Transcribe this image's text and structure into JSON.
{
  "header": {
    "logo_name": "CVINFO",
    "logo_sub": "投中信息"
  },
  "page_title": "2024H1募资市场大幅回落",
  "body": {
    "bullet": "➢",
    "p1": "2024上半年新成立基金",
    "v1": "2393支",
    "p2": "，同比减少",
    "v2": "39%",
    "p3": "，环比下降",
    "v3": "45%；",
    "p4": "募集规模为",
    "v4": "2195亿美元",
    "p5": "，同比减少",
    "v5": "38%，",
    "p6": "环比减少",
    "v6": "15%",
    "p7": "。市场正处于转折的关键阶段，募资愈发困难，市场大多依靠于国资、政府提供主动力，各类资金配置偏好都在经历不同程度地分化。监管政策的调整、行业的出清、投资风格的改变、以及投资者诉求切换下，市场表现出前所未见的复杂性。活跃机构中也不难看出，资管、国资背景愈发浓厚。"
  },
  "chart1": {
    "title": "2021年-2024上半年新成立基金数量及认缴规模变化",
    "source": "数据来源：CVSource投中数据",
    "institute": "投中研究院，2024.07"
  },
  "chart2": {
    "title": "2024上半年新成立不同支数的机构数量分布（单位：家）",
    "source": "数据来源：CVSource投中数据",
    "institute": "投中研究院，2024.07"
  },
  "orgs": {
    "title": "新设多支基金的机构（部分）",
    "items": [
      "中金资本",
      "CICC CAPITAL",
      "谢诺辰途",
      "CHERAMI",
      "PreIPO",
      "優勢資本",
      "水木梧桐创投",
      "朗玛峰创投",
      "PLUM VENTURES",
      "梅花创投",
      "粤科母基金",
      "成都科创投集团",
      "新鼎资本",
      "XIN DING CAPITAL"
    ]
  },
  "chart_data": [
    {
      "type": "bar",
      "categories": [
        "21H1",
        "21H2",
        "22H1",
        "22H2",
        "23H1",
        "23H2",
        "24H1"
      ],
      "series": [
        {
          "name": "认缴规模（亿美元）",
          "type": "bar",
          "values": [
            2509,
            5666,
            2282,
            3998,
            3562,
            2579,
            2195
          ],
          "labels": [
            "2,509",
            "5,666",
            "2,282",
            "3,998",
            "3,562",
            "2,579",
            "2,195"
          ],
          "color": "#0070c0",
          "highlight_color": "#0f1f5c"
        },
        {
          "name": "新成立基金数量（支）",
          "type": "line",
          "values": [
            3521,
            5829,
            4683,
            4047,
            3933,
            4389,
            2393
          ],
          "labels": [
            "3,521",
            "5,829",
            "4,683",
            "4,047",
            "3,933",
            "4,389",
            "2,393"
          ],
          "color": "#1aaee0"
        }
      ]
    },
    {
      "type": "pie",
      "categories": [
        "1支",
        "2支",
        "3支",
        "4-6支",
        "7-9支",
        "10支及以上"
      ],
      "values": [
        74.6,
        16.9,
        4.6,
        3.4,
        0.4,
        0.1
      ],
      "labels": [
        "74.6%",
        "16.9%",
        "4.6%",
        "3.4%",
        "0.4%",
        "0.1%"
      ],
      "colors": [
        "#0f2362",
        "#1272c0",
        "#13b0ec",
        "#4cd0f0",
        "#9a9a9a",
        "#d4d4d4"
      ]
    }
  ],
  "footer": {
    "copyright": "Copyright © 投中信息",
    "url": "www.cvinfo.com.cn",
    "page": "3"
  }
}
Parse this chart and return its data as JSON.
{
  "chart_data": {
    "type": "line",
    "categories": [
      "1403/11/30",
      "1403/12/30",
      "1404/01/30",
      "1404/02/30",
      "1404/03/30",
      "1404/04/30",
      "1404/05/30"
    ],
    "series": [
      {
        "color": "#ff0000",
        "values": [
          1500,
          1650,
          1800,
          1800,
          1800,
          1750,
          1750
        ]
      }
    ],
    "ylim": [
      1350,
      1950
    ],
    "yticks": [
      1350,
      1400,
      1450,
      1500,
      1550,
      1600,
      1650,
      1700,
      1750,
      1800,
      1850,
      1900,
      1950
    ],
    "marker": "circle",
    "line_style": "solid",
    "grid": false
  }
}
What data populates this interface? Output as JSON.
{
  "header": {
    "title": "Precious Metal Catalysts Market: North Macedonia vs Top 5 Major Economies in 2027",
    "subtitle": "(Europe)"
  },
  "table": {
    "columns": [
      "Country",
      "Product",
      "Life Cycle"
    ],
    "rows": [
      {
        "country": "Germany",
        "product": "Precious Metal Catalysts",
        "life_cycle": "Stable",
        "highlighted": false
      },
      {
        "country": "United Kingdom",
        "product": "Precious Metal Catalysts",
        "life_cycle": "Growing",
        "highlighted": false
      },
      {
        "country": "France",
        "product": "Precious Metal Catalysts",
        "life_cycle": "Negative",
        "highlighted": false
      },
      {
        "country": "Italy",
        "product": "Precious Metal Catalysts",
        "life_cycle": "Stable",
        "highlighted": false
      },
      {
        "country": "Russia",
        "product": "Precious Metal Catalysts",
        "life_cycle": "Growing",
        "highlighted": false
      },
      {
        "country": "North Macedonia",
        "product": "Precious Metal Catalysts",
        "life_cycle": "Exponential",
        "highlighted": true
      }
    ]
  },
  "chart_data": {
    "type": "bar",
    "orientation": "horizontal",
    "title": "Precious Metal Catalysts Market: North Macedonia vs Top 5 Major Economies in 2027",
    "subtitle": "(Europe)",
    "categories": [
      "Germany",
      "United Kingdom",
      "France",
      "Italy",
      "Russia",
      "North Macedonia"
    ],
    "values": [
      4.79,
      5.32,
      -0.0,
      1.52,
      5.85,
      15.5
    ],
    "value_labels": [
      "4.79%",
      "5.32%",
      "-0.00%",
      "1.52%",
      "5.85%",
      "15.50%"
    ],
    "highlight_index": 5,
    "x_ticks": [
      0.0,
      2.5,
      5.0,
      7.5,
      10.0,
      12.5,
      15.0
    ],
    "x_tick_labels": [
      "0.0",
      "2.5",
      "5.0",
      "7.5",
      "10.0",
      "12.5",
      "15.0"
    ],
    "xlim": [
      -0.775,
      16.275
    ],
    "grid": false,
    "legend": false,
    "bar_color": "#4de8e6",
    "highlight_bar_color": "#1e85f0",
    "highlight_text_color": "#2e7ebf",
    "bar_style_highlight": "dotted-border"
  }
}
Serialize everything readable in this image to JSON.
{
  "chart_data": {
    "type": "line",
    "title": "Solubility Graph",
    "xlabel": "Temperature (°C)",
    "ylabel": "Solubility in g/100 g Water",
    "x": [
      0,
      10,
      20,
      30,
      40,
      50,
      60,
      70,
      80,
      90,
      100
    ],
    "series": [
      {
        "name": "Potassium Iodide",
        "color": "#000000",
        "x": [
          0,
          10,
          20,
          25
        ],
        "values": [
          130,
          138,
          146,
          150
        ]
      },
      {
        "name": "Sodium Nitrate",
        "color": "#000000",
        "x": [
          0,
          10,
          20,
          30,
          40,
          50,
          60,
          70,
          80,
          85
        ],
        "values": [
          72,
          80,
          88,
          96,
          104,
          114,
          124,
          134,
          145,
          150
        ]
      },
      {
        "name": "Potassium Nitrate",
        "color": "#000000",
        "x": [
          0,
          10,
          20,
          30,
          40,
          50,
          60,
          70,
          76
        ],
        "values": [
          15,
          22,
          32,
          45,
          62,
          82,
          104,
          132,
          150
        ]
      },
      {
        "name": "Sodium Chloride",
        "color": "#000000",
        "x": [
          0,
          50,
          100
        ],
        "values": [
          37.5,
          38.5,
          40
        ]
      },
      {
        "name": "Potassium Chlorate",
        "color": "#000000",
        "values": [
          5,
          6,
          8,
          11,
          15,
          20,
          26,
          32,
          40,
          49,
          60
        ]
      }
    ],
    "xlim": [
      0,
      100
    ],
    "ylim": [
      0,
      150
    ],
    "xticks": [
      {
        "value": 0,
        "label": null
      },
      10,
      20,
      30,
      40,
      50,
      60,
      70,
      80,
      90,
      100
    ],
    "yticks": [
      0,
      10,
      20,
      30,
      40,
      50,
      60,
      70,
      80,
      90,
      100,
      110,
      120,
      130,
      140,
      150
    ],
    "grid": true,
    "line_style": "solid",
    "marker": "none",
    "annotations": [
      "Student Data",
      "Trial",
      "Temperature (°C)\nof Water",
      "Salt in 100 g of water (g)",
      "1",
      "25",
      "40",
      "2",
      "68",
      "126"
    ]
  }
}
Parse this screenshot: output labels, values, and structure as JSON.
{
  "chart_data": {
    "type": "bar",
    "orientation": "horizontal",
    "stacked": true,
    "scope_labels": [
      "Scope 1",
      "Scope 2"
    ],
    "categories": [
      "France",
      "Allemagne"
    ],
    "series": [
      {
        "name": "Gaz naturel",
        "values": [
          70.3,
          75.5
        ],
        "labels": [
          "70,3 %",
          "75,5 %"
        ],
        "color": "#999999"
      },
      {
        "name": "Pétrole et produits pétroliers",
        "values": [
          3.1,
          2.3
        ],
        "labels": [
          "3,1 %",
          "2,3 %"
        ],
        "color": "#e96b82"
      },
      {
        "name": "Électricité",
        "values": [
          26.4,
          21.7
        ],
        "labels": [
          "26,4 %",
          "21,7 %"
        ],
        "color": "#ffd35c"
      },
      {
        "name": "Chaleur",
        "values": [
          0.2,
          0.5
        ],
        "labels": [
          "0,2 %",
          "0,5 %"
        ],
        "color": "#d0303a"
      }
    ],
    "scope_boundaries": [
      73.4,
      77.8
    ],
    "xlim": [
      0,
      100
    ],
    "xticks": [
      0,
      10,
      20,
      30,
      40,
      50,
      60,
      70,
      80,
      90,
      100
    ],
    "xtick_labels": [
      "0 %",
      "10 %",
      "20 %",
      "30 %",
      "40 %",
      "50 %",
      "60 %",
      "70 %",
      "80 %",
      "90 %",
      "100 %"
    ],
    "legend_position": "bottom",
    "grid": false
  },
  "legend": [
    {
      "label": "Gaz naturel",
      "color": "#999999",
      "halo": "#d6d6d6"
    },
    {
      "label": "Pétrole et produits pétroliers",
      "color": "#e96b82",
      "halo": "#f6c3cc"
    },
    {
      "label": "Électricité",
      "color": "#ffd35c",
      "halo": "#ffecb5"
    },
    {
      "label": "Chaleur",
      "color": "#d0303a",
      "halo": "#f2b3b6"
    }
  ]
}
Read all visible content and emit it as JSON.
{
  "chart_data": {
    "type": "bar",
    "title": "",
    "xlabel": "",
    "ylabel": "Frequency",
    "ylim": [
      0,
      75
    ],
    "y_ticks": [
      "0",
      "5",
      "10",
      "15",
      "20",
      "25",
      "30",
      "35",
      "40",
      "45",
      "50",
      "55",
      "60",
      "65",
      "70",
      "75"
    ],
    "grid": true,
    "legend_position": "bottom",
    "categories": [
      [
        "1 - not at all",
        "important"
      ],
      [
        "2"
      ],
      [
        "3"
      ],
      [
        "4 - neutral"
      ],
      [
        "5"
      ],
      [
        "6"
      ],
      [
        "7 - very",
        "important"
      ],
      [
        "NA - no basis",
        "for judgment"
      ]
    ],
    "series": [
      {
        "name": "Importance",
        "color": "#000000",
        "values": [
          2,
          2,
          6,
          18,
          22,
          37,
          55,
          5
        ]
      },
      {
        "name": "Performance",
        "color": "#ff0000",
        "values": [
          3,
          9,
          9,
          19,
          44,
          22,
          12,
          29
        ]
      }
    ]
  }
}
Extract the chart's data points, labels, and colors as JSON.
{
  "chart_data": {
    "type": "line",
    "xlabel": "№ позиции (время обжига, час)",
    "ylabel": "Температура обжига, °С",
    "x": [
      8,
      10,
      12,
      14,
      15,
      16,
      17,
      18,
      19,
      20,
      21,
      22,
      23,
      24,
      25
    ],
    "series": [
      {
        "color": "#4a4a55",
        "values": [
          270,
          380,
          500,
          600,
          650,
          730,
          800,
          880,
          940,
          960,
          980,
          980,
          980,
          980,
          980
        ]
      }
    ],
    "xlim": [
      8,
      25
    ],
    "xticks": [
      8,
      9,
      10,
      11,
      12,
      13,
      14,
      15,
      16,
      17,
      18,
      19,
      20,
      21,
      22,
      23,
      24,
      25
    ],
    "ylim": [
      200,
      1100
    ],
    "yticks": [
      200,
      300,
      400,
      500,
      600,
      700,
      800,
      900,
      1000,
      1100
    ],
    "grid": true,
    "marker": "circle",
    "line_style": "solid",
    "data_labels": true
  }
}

--------------------------------------------------

Brief: Select and copy each line from the data that includes the word "Solubility".

Full solution:
    "title": "Solubility Graph",
    "ylabel": "Solubility in g/100 g Water",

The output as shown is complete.